Stated problem: Your task is to repeat all of the data exactly while excluding the pictures.
[Begin Exercise data]
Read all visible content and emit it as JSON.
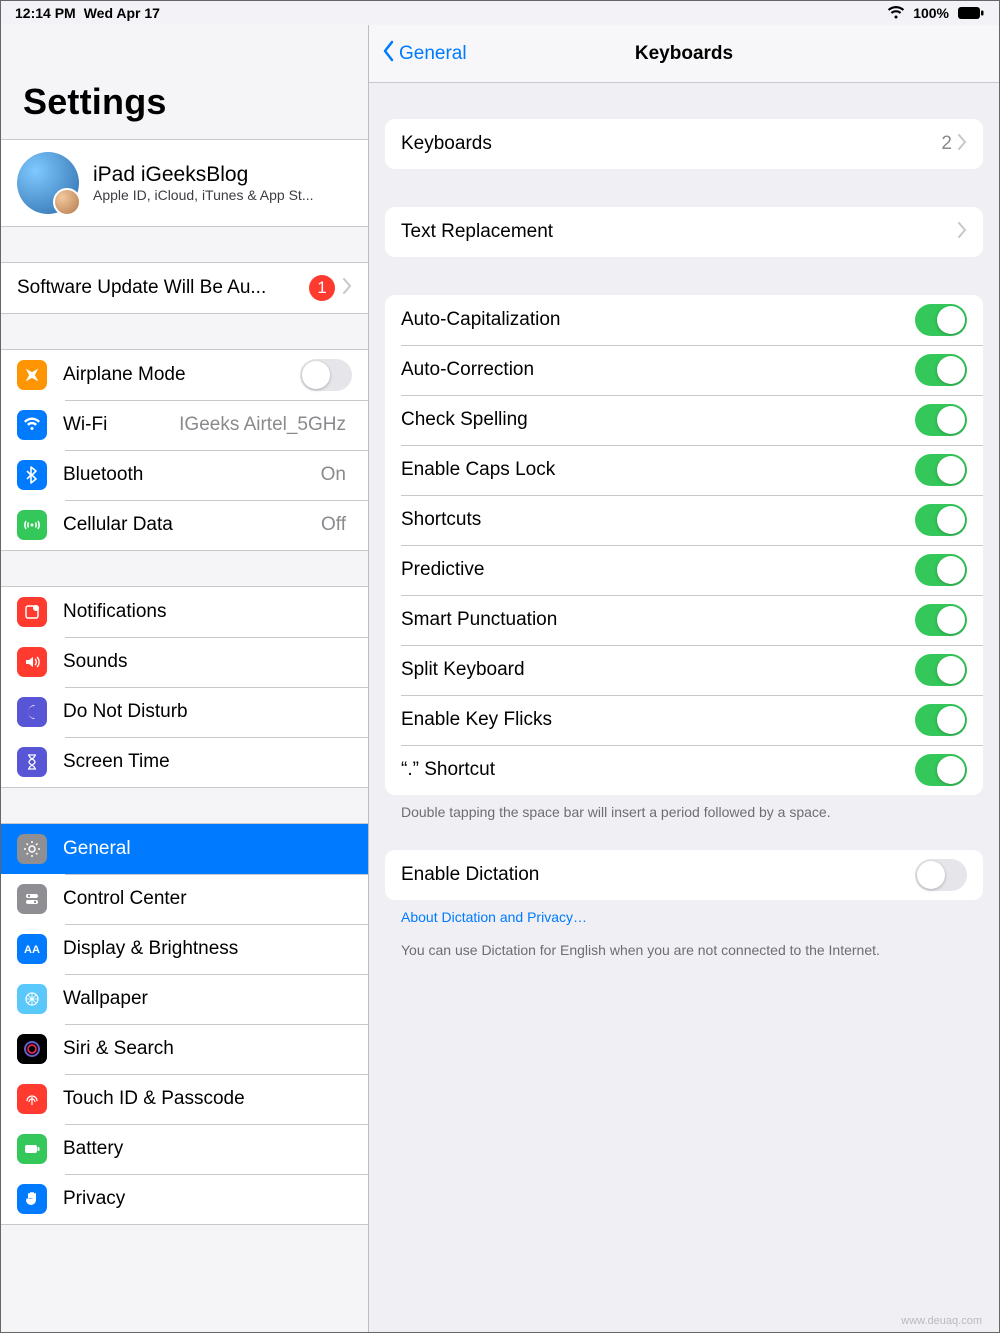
{
  "status": {
    "time": "12:14 PM",
    "date": "Wed Apr 17",
    "battery_pct": "100%"
  },
  "sidebar": {
    "title": "Settings",
    "apple_id": {
      "name": "iPad iGeeksBlog",
      "subtitle": "Apple ID, iCloud, iTunes & App St..."
    },
    "update": {
      "label": "Software Update Will Be Au...",
      "badge": "1"
    },
    "connectivity": {
      "airplane": "Airplane Mode",
      "wifi": "Wi-Fi",
      "wifi_value": "IGeeks Airtel_5GHz",
      "bluetooth": "Bluetooth",
      "bluetooth_value": "On",
      "cellular": "Cellular Data",
      "cellular_value": "Off"
    },
    "prefs1": {
      "notifications": "Notifications",
      "sounds": "Sounds",
      "dnd": "Do Not Disturb",
      "screentime": "Screen Time"
    },
    "prefs2": {
      "general": "General",
      "control": "Control Center",
      "display": "Display & Brightness",
      "wallpaper": "Wallpaper",
      "siri": "Siri & Search",
      "touchid": "Touch ID & Passcode",
      "battery": "Battery",
      "privacy": "Privacy"
    }
  },
  "detail": {
    "back": "General",
    "title": "Keyboards",
    "kb_row": "Keyboards",
    "kb_count": "2",
    "text_replace": "Text Replacement",
    "toggles": {
      "autocap": "Auto-Capitalization",
      "autocorrect": "Auto-Correction",
      "spell": "Check Spelling",
      "caps": "Enable Caps Lock",
      "shortcuts": "Shortcuts",
      "predictive": "Predictive",
      "smart": "Smart Punctuation",
      "split": "Split Keyboard",
      "flicks": "Enable Key Flicks",
      "period": "“.” Shortcut"
    },
    "toggles_footer": "Double tapping the space bar will insert a period followed by a space.",
    "dictation": "Enable Dictation",
    "dictation_link": "About Dictation and Privacy…",
    "dictation_footer": "You can use Dictation for English when you are not connected to the Internet."
  },
  "watermark": "www.deuaq.com"
}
[End Exercise data]
Reply to the task:
Read all visible content and emit it as JSON.
{
  "status": {
    "time": "12:14 PM",
    "date": "Wed Apr 17",
    "battery_pct": "100%"
  },
  "sidebar": {
    "title": "Settings",
    "apple_id": {
      "name": "iPad iGeeksBlog",
      "subtitle": "Apple ID, iCloud, iTunes & App St..."
    },
    "update": {
      "label": "Software Update Will Be Au...",
      "badge": "1"
    },
    "connectivity": {
      "airplane": "Airplane Mode",
      "wifi": "Wi-Fi",
      "wifi_value": "IGeeks Airtel_5GHz",
      "bluetooth": "Bluetooth",
      "bluetooth_value": "On",
      "cellular": "Cellular Data",
      "cellular_value": "Off"
    },
    "prefs1": {
      "notifications": "Notifications",
      "sounds": "Sounds",
      "dnd": "Do Not Disturb",
      "screentime": "Screen Time"
    },
    "prefs2": {
      "general": "General",
      "control": "Control Center",
      "display": "Display & Brightness",
      "wallpaper": "Wallpaper",
      "siri": "Siri & Search",
      "touchid": "Touch ID & Passcode",
      "battery": "Battery",
      "privacy": "Privacy"
    }
  },
  "detail": {
    "back": "General",
    "title": "Keyboards",
    "kb_row": "Keyboards",
    "kb_count": "2",
    "text_replace": "Text Replacement",
    "toggles": {
      "autocap": "Auto-Capitalization",
      "autocorrect": "Auto-Correction",
      "spell": "Check Spelling",
      "caps": "Enable Caps Lock",
      "shortcuts": "Shortcuts",
      "predictive": "Predictive",
      "smart": "Smart Punctuation",
      "split": "Split Keyboard",
      "flicks": "Enable Key Flicks",
      "period": "“.” Shortcut"
    },
    "toggles_footer": "Double tapping the space bar will insert a period followed by a space.",
    "dictation": "Enable Dictation",
    "dictation_link": "About Dictation and Privacy…",
    "dictation_footer": "You can use Dictation for English when you are not connected to the Internet."
  },
  "watermark": "www.deuaq.com"
}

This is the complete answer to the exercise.